Stated problem: Your task is to print all of the material verbatim.

## Start Source data

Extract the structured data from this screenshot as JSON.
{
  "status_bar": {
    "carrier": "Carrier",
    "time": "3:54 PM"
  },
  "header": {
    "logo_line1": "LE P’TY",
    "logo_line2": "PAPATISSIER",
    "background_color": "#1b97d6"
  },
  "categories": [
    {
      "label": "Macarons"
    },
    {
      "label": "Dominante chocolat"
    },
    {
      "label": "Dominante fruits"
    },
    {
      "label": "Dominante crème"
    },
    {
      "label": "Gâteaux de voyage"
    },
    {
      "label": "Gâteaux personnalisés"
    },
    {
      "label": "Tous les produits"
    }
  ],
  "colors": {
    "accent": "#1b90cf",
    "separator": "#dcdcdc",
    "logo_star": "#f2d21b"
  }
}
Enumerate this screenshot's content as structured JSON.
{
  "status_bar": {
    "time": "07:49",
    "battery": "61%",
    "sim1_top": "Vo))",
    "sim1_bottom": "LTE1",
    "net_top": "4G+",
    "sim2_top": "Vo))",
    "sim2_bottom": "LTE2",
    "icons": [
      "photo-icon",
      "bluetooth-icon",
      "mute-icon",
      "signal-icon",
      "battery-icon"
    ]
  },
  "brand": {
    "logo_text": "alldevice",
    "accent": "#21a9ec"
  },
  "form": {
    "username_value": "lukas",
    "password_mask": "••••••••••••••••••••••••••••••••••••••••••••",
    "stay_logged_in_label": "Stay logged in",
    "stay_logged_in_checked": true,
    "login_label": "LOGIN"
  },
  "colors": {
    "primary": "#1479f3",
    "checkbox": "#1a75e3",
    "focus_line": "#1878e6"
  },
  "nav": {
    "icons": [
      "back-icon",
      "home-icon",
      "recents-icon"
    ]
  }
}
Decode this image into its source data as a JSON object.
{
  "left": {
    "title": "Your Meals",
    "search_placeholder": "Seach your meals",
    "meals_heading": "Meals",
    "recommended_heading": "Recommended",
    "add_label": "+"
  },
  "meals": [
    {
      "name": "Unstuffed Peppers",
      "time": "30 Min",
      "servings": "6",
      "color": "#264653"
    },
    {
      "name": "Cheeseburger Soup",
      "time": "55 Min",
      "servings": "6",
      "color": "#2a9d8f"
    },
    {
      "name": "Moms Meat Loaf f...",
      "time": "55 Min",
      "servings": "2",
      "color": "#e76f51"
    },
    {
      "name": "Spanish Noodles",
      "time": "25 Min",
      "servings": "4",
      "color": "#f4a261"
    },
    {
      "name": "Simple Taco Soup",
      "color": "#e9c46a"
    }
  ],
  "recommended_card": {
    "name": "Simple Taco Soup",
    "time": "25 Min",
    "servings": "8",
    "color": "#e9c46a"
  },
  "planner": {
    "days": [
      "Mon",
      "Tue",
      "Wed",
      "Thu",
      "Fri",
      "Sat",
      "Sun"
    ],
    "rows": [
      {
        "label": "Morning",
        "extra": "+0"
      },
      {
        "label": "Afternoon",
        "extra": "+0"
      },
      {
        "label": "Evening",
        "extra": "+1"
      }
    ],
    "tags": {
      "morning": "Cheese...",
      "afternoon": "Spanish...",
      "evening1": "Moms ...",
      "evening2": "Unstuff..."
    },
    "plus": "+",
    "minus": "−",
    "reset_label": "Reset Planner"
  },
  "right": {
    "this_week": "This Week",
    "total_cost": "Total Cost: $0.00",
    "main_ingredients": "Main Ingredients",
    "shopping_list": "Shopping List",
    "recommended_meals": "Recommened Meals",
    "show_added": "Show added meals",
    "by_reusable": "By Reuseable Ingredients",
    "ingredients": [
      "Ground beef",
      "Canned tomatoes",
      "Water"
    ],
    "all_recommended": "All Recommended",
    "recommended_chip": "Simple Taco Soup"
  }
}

## End Source data

Full answer:
Extract the structured data from this screenshot as JSON.
{
  "status_bar": {
    "carrier": "Carrier",
    "time": "3:54 PM"
  },
  "header": {
    "logo_line1": "LE P’TY",
    "logo_line2": "PAPATISSIER",
    "background_color": "#1b97d6"
  },
  "categories": [
    {
      "label": "Macarons"
    },
    {
      "label": "Dominante chocolat"
    },
    {
      "label": "Dominante fruits"
    },
    {
      "label": "Dominante crème"
    },
    {
      "label": "Gâteaux de voyage"
    },
    {
      "label": "Gâteaux personnalisés"
    },
    {
      "label": "Tous les produits"
    }
  ],
  "colors": {
    "accent": "#1b90cf",
    "separator": "#dcdcdc",
    "logo_star": "#f2d21b"
  }
}
Enumerate this screenshot's content as structured JSON.
{
  "status_bar": {
    "time": "07:49",
    "battery": "61%",
    "sim1_top": "Vo))",
    "sim1_bottom": "LTE1",
    "net_top": "4G+",
    "sim2_top": "Vo))",
    "sim2_bottom": "LTE2",
    "icons": [
      "photo-icon",
      "bluetooth-icon",
      "mute-icon",
      "signal-icon",
      "battery-icon"
    ]
  },
  "brand": {
    "logo_text": "alldevice",
    "accent": "#21a9ec"
  },
  "form": {
    "username_value": "lukas",
    "password_mask": "••••••••••••••••••••••••••••••••••••••••••••",
    "stay_logged_in_label": "Stay logged in",
    "stay_logged_in_checked": true,
    "login_label": "LOGIN"
  },
  "colors": {
    "primary": "#1479f3",
    "checkbox": "#1a75e3",
    "focus_line": "#1878e6"
  },
  "nav": {
    "icons": [
      "back-icon",
      "home-icon",
      "recents-icon"
    ]
  }
}
Decode this image into its source data as a JSON object.
{
  "left": {
    "title": "Your Meals",
    "search_placeholder": "Seach your meals",
    "meals_heading": "Meals",
    "recommended_heading": "Recommended",
    "add_label": "+"
  },
  "meals": [
    {
      "name": "Unstuffed Peppers",
      "time": "30 Min",
      "servings": "6",
      "color": "#264653"
    },
    {
      "name": "Cheeseburger Soup",
      "time": "55 Min",
      "servings": "6",
      "color": "#2a9d8f"
    },
    {
      "name": "Moms Meat Loaf f...",
      "time": "55 Min",
      "servings": "2",
      "color": "#e76f51"
    },
    {
      "name": "Spanish Noodles",
      "time": "25 Min",
      "servings": "4",
      "color": "#f4a261"
    },
    {
      "name": "Simple Taco Soup",
      "color": "#e9c46a"
    }
  ],
  "recommended_card": {
    "name": "Simple Taco Soup",
    "time": "25 Min",
    "servings": "8",
    "color": "#e9c46a"
  },
  "planner": {
    "days": [
      "Mon",
      "Tue",
      "Wed",
      "Thu",
      "Fri",
      "Sat",
      "Sun"
    ],
    "rows": [
      {
        "label": "Morning",
        "extra": "+0"
      },
      {
        "label": "Afternoon",
        "extra": "+0"
      },
      {
        "label": "Evening",
        "extra": "+1"
      }
    ],
    "tags": {
      "morning": "Cheese...",
      "afternoon": "Spanish...",
      "evening1": "Moms ...",
      "evening2": "Unstuff..."
    },
    "plus": "+",
    "minus": "−",
    "reset_label": "Reset Planner"
  },
  "right": {
    "this_week": "This Week",
    "total_cost": "Total Cost: $0.00",
    "main_ingredients": "Main Ingredients",
    "shopping_list": "Shopping List",
    "recommended_meals": "Recommened Meals",
    "show_added": "Show added meals",
    "by_reusable": "By Reuseable Ingredients",
    "ingredients": [
      "Ground beef",
      "Canned tomatoes",
      "Water"
    ],
    "all_recommended": "All Recommended",
    "recommended_chip": "Simple Taco Soup"
  }
}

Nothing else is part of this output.